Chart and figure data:
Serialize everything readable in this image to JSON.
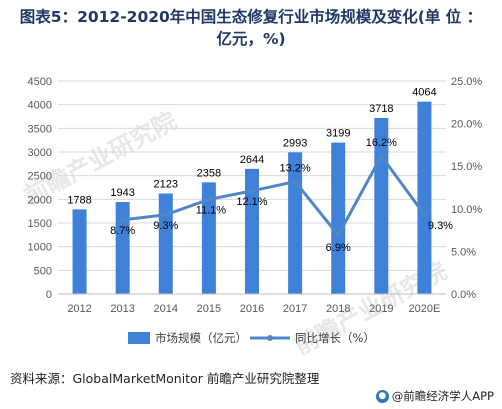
{
  "title_line1": "图表5：2012-2020年中国生态修复行业市场规模及变化(单 位 ：",
  "title_line2": "亿元，%)",
  "footer": {
    "source": "资料来源：GlobalMarketMonitor 前瞻产业研究院整理",
    "brand": "@前瞻经济学人APP",
    "brand_icon": "bulb-icon"
  },
  "watermarks": [
    "前瞻产业研究院",
    "前瞻产业研究院"
  ],
  "colors": {
    "bar": "#3f80d9",
    "line": "#4f86c6",
    "grid": "#d9d9d9"
  },
  "chart_data": {
    "type": "bar",
    "categories": [
      "2012",
      "2013",
      "2014",
      "2015",
      "2016",
      "2017",
      "2018",
      "2019",
      "2020E"
    ],
    "series": [
      {
        "name": "市场规模（亿元）",
        "type": "bar",
        "axis": "left",
        "values": [
          1788,
          1943,
          2123,
          2358,
          2644,
          2993,
          3199,
          3718,
          4064
        ],
        "labels": [
          "1788",
          "1943",
          "2123",
          "2358",
          "2644",
          "2993",
          "3199",
          "3718",
          "4064"
        ]
      },
      {
        "name": "同比增长（%）",
        "type": "line",
        "axis": "right",
        "values": [
          null,
          8.7,
          9.3,
          11.1,
          12.1,
          13.2,
          6.9,
          16.2,
          9.3
        ],
        "labels": [
          "",
          "8.7%",
          "9.3%",
          "11.1%",
          "12.1%",
          "13.2%",
          "6.9%",
          "16.2%",
          "9.3%"
        ]
      }
    ],
    "y_left": {
      "ylim": [
        0,
        4500
      ],
      "ticks": [
        "0",
        "500",
        "1000",
        "1500",
        "2000",
        "2500",
        "3000",
        "3500",
        "4000",
        "4500"
      ]
    },
    "y_right": {
      "ylim": [
        0,
        25
      ],
      "ticks": [
        "0.0%",
        "5.0%",
        "10.0%",
        "15.0%",
        "20.0%",
        "25.0%"
      ]
    },
    "grid": true,
    "legend": "bottom"
  }
}
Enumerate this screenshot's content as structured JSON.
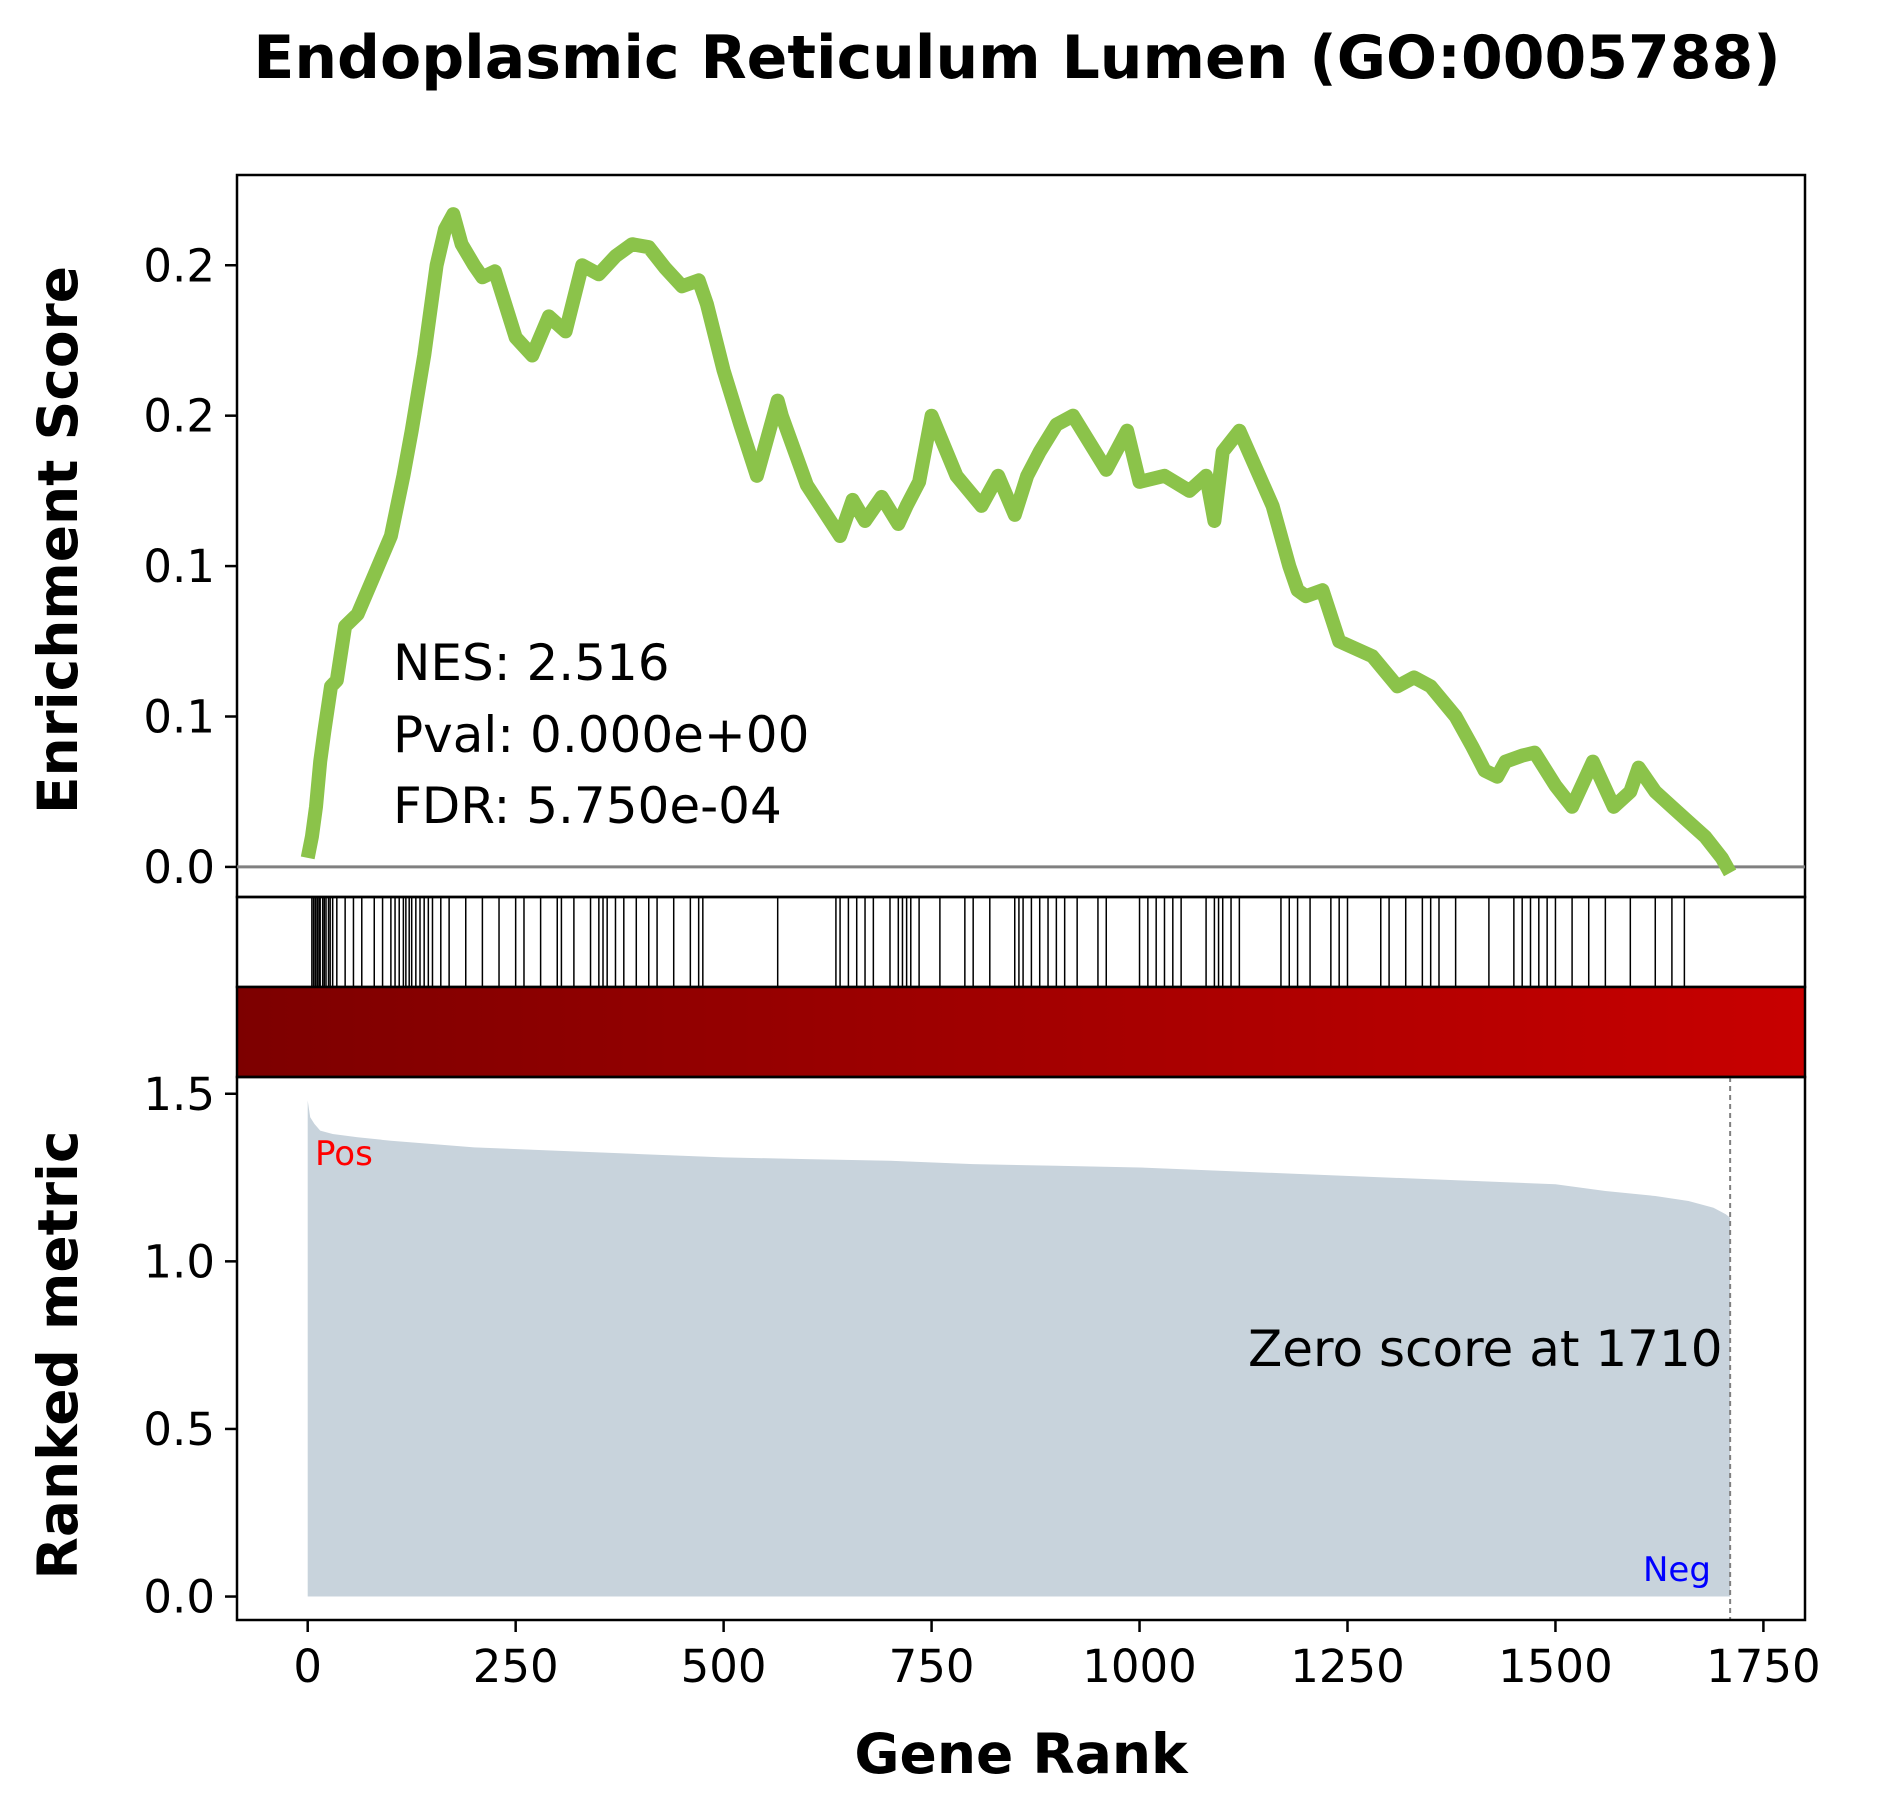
{
  "chart_data": {
    "type": "line",
    "title": "Endoplasmic Reticulum Lumen (GO:0005788)",
    "xlabel": "Gene Rank",
    "colors": {
      "running_es": "#8bc34a",
      "ranked_fill": "#c8d3dc",
      "heat_start": "#7d0000",
      "heat_end": "#c80000",
      "pos_label": "#ff0000",
      "neg_label": "#0000ff",
      "zero_line": "#808080"
    },
    "es_panel": {
      "ylabel": "Enrichment Score",
      "ylim": [
        -0.01,
        0.23
      ],
      "yticks": [
        0.0,
        0.05,
        0.1,
        0.15,
        0.2
      ],
      "ytick_labels": [
        "0.0",
        "0.1",
        "0.1",
        "0.2",
        "0.2"
      ],
      "running_es": {
        "x": [
          0,
          5,
          10,
          15,
          20,
          28,
          35,
          45,
          60,
          80,
          100,
          115,
          125,
          140,
          155,
          165,
          175,
          185,
          200,
          210,
          225,
          250,
          270,
          290,
          310,
          330,
          350,
          370,
          390,
          410,
          430,
          450,
          470,
          480,
          500,
          520,
          540,
          565,
          570,
          600,
          640,
          655,
          670,
          690,
          710,
          720,
          735,
          750,
          780,
          810,
          830,
          850,
          865,
          880,
          900,
          920,
          960,
          985,
          1000,
          1030,
          1060,
          1080,
          1090,
          1100,
          1120,
          1160,
          1180,
          1190,
          1200,
          1220,
          1240,
          1280,
          1310,
          1330,
          1350,
          1380,
          1400,
          1415,
          1430,
          1440,
          1460,
          1475,
          1500,
          1520,
          1545,
          1570,
          1590,
          1600,
          1620,
          1640,
          1660,
          1680,
          1700,
          1710
        ],
        "y": [
          0.003,
          0.01,
          0.02,
          0.035,
          0.045,
          0.06,
          0.062,
          0.08,
          0.084,
          0.097,
          0.11,
          0.13,
          0.145,
          0.17,
          0.2,
          0.212,
          0.217,
          0.207,
          0.2,
          0.196,
          0.198,
          0.176,
          0.17,
          0.183,
          0.178,
          0.2,
          0.197,
          0.203,
          0.207,
          0.206,
          0.199,
          0.193,
          0.195,
          0.187,
          0.165,
          0.147,
          0.13,
          0.155,
          0.15,
          0.127,
          0.11,
          0.122,
          0.115,
          0.123,
          0.114,
          0.12,
          0.128,
          0.15,
          0.13,
          0.12,
          0.13,
          0.117,
          0.13,
          0.138,
          0.147,
          0.15,
          0.132,
          0.145,
          0.128,
          0.13,
          0.125,
          0.13,
          0.115,
          0.138,
          0.145,
          0.12,
          0.1,
          0.092,
          0.09,
          0.092,
          0.075,
          0.07,
          0.06,
          0.063,
          0.06,
          0.05,
          0.04,
          0.032,
          0.03,
          0.035,
          0.037,
          0.038,
          0.027,
          0.02,
          0.035,
          0.02,
          0.025,
          0.033,
          0.025,
          0.02,
          0.015,
          0.01,
          0.003,
          -0.002
        ]
      },
      "stats_lines": [
        "NES: 2.516",
        "Pval: 0.000e+00",
        "FDR: 5.750e-04"
      ]
    },
    "hits": [
      5,
      7,
      9,
      10,
      12,
      14,
      15,
      18,
      20,
      22,
      25,
      27,
      30,
      35,
      45,
      55,
      65,
      80,
      90,
      100,
      105,
      110,
      115,
      118,
      122,
      125,
      130,
      135,
      140,
      145,
      150,
      160,
      170,
      190,
      210,
      230,
      250,
      260,
      280,
      300,
      305,
      320,
      340,
      350,
      355,
      360,
      370,
      380,
      395,
      410,
      420,
      440,
      460,
      470,
      475,
      565,
      635,
      640,
      650,
      660,
      670,
      680,
      700,
      710,
      715,
      720,
      725,
      735,
      760,
      790,
      800,
      820,
      850,
      855,
      860,
      870,
      880,
      890,
      900,
      910,
      925,
      950,
      960,
      1000,
      1010,
      1020,
      1030,
      1040,
      1050,
      1080,
      1090,
      1095,
      1100,
      1110,
      1120,
      1170,
      1180,
      1190,
      1205,
      1230,
      1240,
      1250,
      1290,
      1300,
      1320,
      1340,
      1350,
      1360,
      1380,
      1420,
      1450,
      1460,
      1470,
      1480,
      1490,
      1500,
      1520,
      1540,
      1560,
      1590,
      1620,
      1640,
      1655
    ],
    "rank_panel": {
      "ylabel": "Ranked metric",
      "ylim": [
        -0.07,
        1.55
      ],
      "yticks": [
        0.0,
        0.5,
        1.0,
        1.5
      ],
      "ytick_labels": [
        "0.0",
        "0.5",
        "1.0",
        "1.5"
      ],
      "metric": {
        "x": [
          0,
          3,
          8,
          15,
          30,
          60,
          100,
          200,
          300,
          400,
          500,
          600,
          700,
          800,
          900,
          1000,
          1100,
          1200,
          1300,
          1400,
          1500,
          1560,
          1620,
          1660,
          1690,
          1705,
          1710
        ],
        "y": [
          1.48,
          1.43,
          1.41,
          1.39,
          1.38,
          1.37,
          1.36,
          1.34,
          1.33,
          1.32,
          1.31,
          1.305,
          1.3,
          1.29,
          1.285,
          1.28,
          1.27,
          1.26,
          1.25,
          1.24,
          1.23,
          1.21,
          1.195,
          1.18,
          1.16,
          1.14,
          1.13
        ]
      },
      "pos_label": "Pos",
      "neg_label": "Neg",
      "zero_score_text": "Zero score at 1710",
      "zero_score_x": 1710
    },
    "xlim": [
      -85,
      1800
    ],
    "xticks": [
      0,
      250,
      500,
      750,
      1000,
      1250,
      1500,
      1750
    ],
    "xtick_labels": [
      "0",
      "250",
      "500",
      "750",
      "1000",
      "1250",
      "1500",
      "1750"
    ],
    "grid": false
  }
}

What is needed: Repeat the records in full, exactly as they appear, without the pictures.

Solved problem:
Serialize everything readable in this image to JSON.
{
  "title_line1": "图表5：2012-2020年中国生态修复行业市场规模及变化(单 位 ：",
  "title_line2": "亿元，%)",
  "footer": {
    "source": "资料来源：GlobalMarketMonitor 前瞻产业研究院整理",
    "brand": "@前瞻经济学人APP",
    "brand_icon": "bulb-icon"
  },
  "watermarks": [
    "前瞻产业研究院",
    "前瞻产业研究院"
  ],
  "colors": {
    "bar": "#3f80d9",
    "line": "#4f86c6",
    "grid": "#d9d9d9"
  },
  "chart_data": {
    "type": "bar",
    "categories": [
      "2012",
      "2013",
      "2014",
      "2015",
      "2016",
      "2017",
      "2018",
      "2019",
      "2020E"
    ],
    "series": [
      {
        "name": "市场规模（亿元）",
        "type": "bar",
        "axis": "left",
        "values": [
          1788,
          1943,
          2123,
          2358,
          2644,
          2993,
          3199,
          3718,
          4064
        ],
        "labels": [
          "1788",
          "1943",
          "2123",
          "2358",
          "2644",
          "2993",
          "3199",
          "3718",
          "4064"
        ]
      },
      {
        "name": "同比增长（%）",
        "type": "line",
        "axis": "right",
        "values": [
          null,
          8.7,
          9.3,
          11.1,
          12.1,
          13.2,
          6.9,
          16.2,
          9.3
        ],
        "labels": [
          "",
          "8.7%",
          "9.3%",
          "11.1%",
          "12.1%",
          "13.2%",
          "6.9%",
          "16.2%",
          "9.3%"
        ]
      }
    ],
    "y_left": {
      "ylim": [
        0,
        4500
      ],
      "ticks": [
        "0",
        "500",
        "1000",
        "1500",
        "2000",
        "2500",
        "3000",
        "3500",
        "4000",
        "4500"
      ]
    },
    "y_right": {
      "ylim": [
        0,
        25
      ],
      "ticks": [
        "0.0%",
        "5.0%",
        "10.0%",
        "15.0%",
        "20.0%",
        "25.0%"
      ]
    },
    "grid": true,
    "legend": "bottom"
  }
}
Enumerate this screenshot's content as structured JSON.
{
  "chart_data": {
    "type": "line",
    "title": "Endoplasmic Reticulum Lumen (GO:0005788)",
    "xlabel": "Gene Rank",
    "colors": {
      "running_es": "#8bc34a",
      "ranked_fill": "#c8d3dc",
      "heat_start": "#7d0000",
      "heat_end": "#c80000",
      "pos_label": "#ff0000",
      "neg_label": "#0000ff",
      "zero_line": "#808080"
    },
    "es_panel": {
      "ylabel": "Enrichment Score",
      "ylim": [
        -0.01,
        0.23
      ],
      "yticks": [
        0.0,
        0.05,
        0.1,
        0.15,
        0.2
      ],
      "ytick_labels": [
        "0.0",
        "0.1",
        "0.1",
        "0.2",
        "0.2"
      ],
      "running_es": {
        "x": [
          0,
          5,
          10,
          15,
          20,
          28,
          35,
          45,
          60,
          80,
          100,
          115,
          125,
          140,
          155,
          165,
          175,
          185,
          200,
          210,
          225,
          250,
          270,
          290,
          310,
          330,
          350,
          370,
          390,
          410,
          430,
          450,
          470,
          480,
          500,
          520,
          540,
          565,
          570,
          600,
          640,
          655,
          670,
          690,
          710,
          720,
          735,
          750,
          780,
          810,
          830,
          850,
          865,
          880,
          900,
          920,
          960,
          985,
          1000,
          1030,
          1060,
          1080,
          1090,
          1100,
          1120,
          1160,
          1180,
          1190,
          1200,
          1220,
          1240,
          1280,
          1310,
          1330,
          1350,
          1380,
          1400,
          1415,
          1430,
          1440,
          1460,
          1475,
          1500,
          1520,
          1545,
          1570,
          1590,
          1600,
          1620,
          1640,
          1660,
          1680,
          1700,
          1710
        ],
        "y": [
          0.003,
          0.01,
          0.02,
          0.035,
          0.045,
          0.06,
          0.062,
          0.08,
          0.084,
          0.097,
          0.11,
          0.13,
          0.145,
          0.17,
          0.2,
          0.212,
          0.217,
          0.207,
          0.2,
          0.196,
          0.198,
          0.176,
          0.17,
          0.183,
          0.178,
          0.2,
          0.197,
          0.203,
          0.207,
          0.206,
          0.199,
          0.193,
          0.195,
          0.187,
          0.165,
          0.147,
          0.13,
          0.155,
          0.15,
          0.127,
          0.11,
          0.122,
          0.115,
          0.123,
          0.114,
          0.12,
          0.128,
          0.15,
          0.13,
          0.12,
          0.13,
          0.117,
          0.13,
          0.138,
          0.147,
          0.15,
          0.132,
          0.145,
          0.128,
          0.13,
          0.125,
          0.13,
          0.115,
          0.138,
          0.145,
          0.12,
          0.1,
          0.092,
          0.09,
          0.092,
          0.075,
          0.07,
          0.06,
          0.063,
          0.06,
          0.05,
          0.04,
          0.032,
          0.03,
          0.035,
          0.037,
          0.038,
          0.027,
          0.02,
          0.035,
          0.02,
          0.025,
          0.033,
          0.025,
          0.02,
          0.015,
          0.01,
          0.003,
          -0.002
        ]
      },
      "stats_lines": [
        "NES: 2.516",
        "Pval: 0.000e+00",
        "FDR: 5.750e-04"
      ]
    },
    "hits": [
      5,
      7,
      9,
      10,
      12,
      14,
      15,
      18,
      20,
      22,
      25,
      27,
      30,
      35,
      45,
      55,
      65,
      80,
      90,
      100,
      105,
      110,
      115,
      118,
      122,
      125,
      130,
      135,
      140,
      145,
      150,
      160,
      170,
      190,
      210,
      230,
      250,
      260,
      280,
      300,
      305,
      320,
      340,
      350,
      355,
      360,
      370,
      380,
      395,
      410,
      420,
      440,
      460,
      470,
      475,
      565,
      635,
      640,
      650,
      660,
      670,
      680,
      700,
      710,
      715,
      720,
      725,
      735,
      760,
      790,
      800,
      820,
      850,
      855,
      860,
      870,
      880,
      890,
      900,
      910,
      925,
      950,
      960,
      1000,
      1010,
      1020,
      1030,
      1040,
      1050,
      1080,
      1090,
      1095,
      1100,
      1110,
      1120,
      1170,
      1180,
      1190,
      1205,
      1230,
      1240,
      1250,
      1290,
      1300,
      1320,
      1340,
      1350,
      1360,
      1380,
      1420,
      1450,
      1460,
      1470,
      1480,
      1490,
      1500,
      1520,
      1540,
      1560,
      1590,
      1620,
      1640,
      1655
    ],
    "rank_panel": {
      "ylabel": "Ranked metric",
      "ylim": [
        -0.07,
        1.55
      ],
      "yticks": [
        0.0,
        0.5,
        1.0,
        1.5
      ],
      "ytick_labels": [
        "0.0",
        "0.5",
        "1.0",
        "1.5"
      ],
      "metric": {
        "x": [
          0,
          3,
          8,
          15,
          30,
          60,
          100,
          200,
          300,
          400,
          500,
          600,
          700,
          800,
          900,
          1000,
          1100,
          1200,
          1300,
          1400,
          1500,
          1560,
          1620,
          1660,
          1690,
          1705,
          1710
        ],
        "y": [
          1.48,
          1.43,
          1.41,
          1.39,
          1.38,
          1.37,
          1.36,
          1.34,
          1.33,
          1.32,
          1.31,
          1.305,
          1.3,
          1.29,
          1.285,
          1.28,
          1.27,
          1.26,
          1.25,
          1.24,
          1.23,
          1.21,
          1.195,
          1.18,
          1.16,
          1.14,
          1.13
        ]
      },
      "pos_label": "Pos",
      "neg_label": "Neg",
      "zero_score_text": "Zero score at 1710",
      "zero_score_x": 1710
    },
    "xlim": [
      -85,
      1800
    ],
    "xticks": [
      0,
      250,
      500,
      750,
      1000,
      1250,
      1500,
      1750
    ],
    "xtick_labels": [
      "0",
      "250",
      "500",
      "750",
      "1000",
      "1250",
      "1500",
      "1750"
    ],
    "grid": false
  }
}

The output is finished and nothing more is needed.